=== The problem ===
Each line that holds the word "publishes" counts once; report how many lines do so and nothing else.

=== Collection entries ===
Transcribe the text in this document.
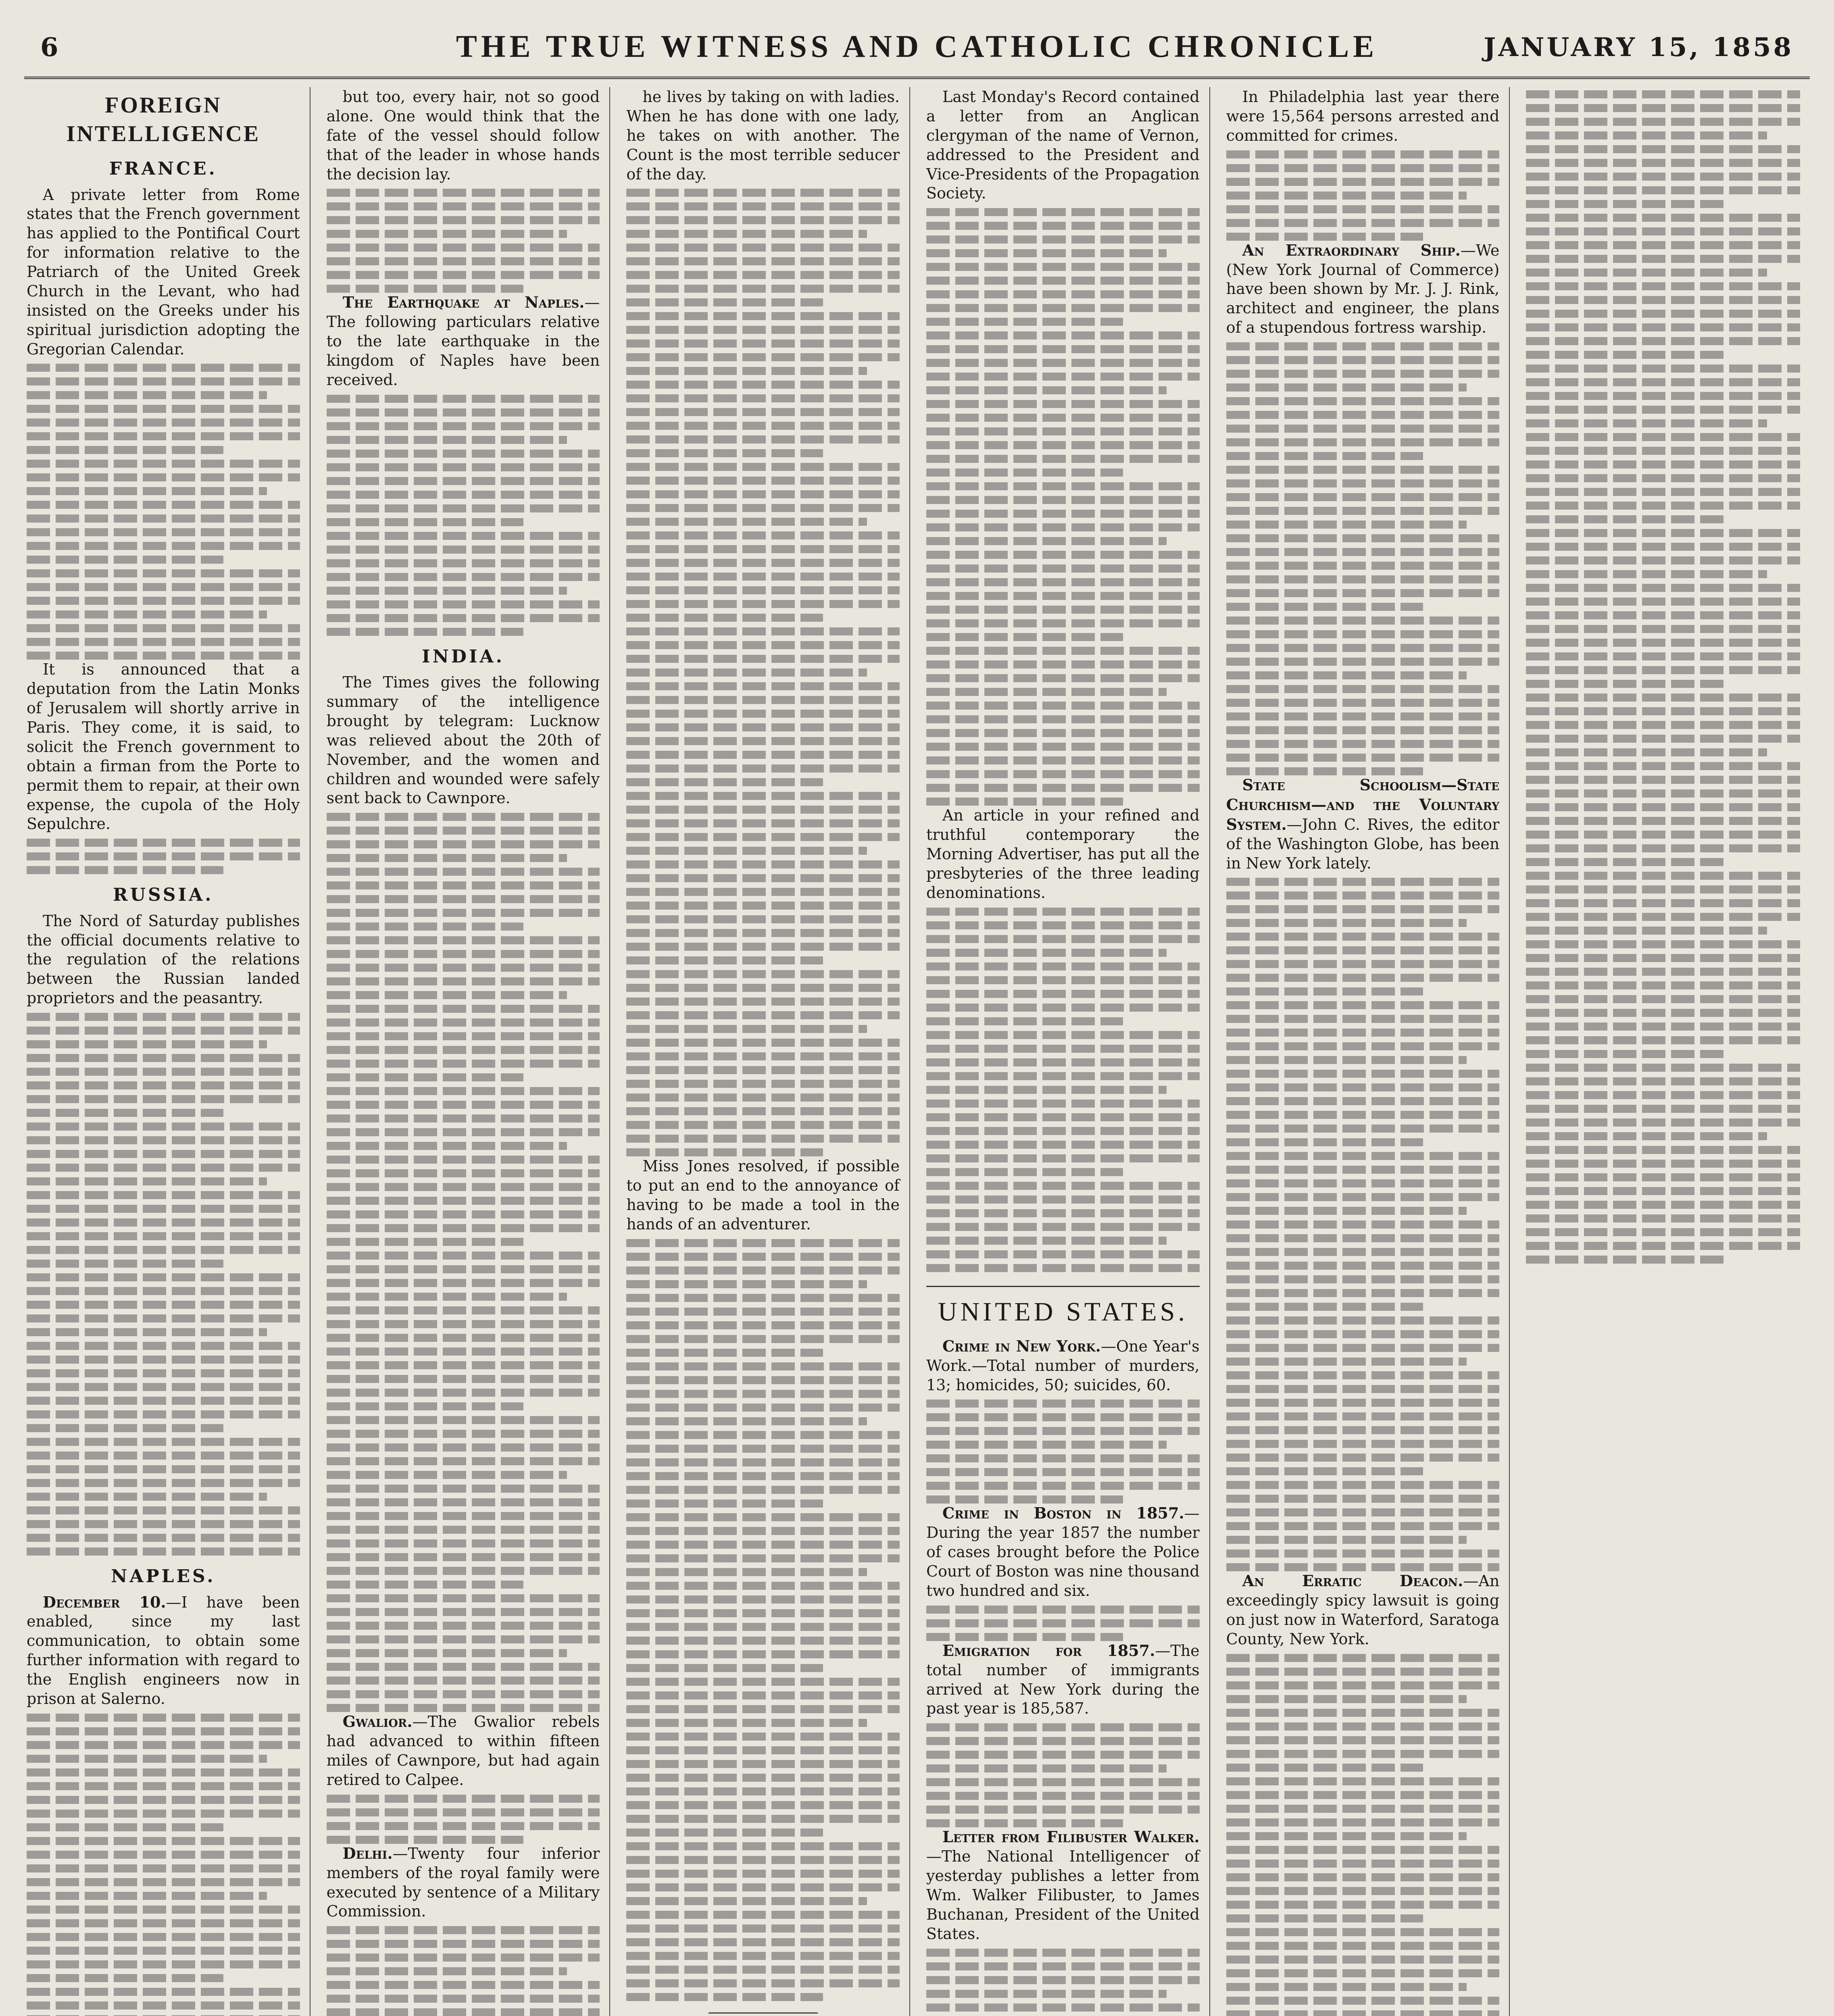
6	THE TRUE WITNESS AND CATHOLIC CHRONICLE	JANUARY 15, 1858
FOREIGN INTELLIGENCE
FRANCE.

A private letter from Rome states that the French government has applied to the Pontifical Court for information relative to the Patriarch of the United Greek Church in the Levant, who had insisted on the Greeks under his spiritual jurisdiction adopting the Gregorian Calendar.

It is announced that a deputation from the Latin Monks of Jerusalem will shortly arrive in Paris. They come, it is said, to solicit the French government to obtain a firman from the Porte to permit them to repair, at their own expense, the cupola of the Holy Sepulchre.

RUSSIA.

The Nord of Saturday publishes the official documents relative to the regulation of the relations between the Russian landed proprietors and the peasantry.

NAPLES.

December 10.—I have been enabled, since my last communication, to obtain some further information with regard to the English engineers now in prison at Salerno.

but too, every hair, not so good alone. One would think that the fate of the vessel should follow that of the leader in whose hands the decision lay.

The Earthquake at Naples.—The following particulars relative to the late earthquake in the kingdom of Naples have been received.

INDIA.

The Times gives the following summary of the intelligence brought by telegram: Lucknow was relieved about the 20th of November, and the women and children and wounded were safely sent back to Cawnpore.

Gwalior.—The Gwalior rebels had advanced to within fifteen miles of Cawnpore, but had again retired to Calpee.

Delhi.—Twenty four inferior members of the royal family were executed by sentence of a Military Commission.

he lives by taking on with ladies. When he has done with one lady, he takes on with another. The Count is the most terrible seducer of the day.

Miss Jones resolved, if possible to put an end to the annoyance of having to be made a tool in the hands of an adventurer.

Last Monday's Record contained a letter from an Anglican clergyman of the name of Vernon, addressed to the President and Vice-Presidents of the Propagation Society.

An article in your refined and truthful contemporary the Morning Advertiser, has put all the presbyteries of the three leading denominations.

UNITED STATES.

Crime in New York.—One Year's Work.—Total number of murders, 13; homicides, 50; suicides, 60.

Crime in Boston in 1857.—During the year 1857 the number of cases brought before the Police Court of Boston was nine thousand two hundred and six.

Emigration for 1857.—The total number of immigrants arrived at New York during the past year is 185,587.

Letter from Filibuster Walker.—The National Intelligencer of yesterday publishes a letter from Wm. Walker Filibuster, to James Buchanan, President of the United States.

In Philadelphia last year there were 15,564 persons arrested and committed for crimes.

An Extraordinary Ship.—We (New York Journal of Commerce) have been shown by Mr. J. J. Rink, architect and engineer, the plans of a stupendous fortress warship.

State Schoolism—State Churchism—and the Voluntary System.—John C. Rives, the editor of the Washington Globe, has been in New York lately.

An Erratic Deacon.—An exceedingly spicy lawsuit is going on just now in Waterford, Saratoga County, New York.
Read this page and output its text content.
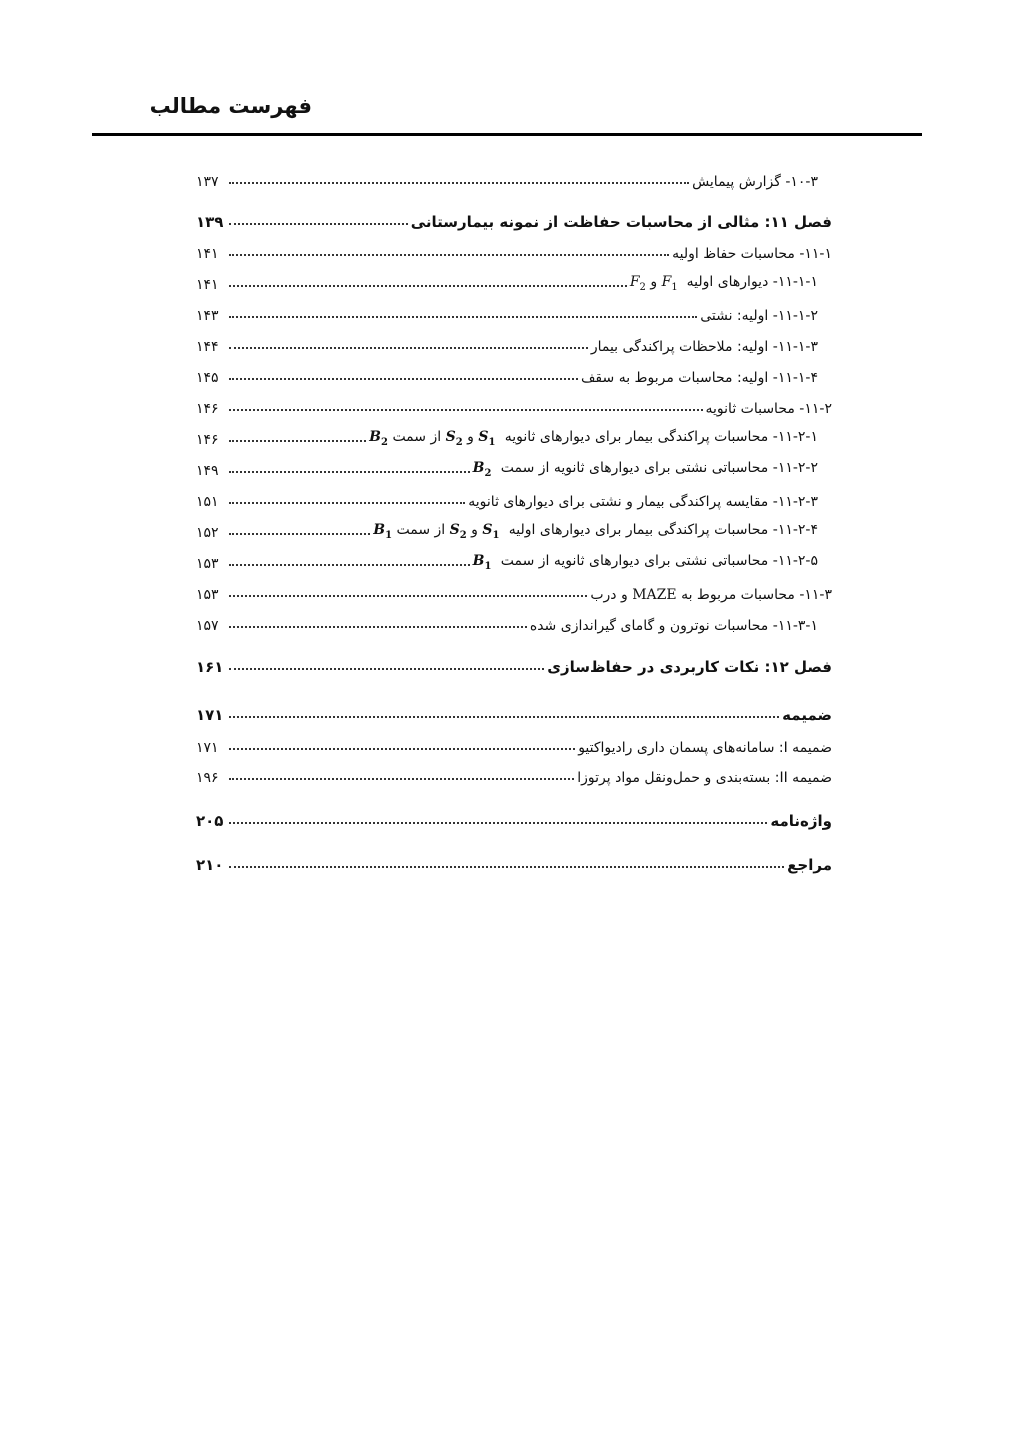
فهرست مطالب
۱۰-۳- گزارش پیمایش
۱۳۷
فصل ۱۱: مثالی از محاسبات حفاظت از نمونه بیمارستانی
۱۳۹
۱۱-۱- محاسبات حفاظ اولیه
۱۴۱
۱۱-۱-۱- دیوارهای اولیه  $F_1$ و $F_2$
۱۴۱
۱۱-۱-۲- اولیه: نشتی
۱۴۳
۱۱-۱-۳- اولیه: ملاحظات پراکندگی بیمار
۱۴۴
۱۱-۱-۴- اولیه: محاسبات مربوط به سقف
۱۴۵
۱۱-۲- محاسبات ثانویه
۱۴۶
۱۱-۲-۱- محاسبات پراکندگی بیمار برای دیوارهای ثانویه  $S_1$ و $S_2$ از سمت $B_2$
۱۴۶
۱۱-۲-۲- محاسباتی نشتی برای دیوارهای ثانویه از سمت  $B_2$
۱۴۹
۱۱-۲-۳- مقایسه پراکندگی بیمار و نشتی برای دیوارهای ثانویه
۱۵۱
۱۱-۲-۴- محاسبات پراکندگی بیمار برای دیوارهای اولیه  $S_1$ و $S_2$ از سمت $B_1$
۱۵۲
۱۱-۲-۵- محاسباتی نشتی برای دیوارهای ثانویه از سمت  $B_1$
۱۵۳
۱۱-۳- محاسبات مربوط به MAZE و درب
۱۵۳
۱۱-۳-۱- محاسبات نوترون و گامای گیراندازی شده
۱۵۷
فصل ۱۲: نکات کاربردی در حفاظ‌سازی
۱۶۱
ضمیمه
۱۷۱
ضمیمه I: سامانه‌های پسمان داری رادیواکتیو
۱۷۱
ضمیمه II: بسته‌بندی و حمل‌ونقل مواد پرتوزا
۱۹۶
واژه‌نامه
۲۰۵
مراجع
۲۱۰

=== Expected answer ===
2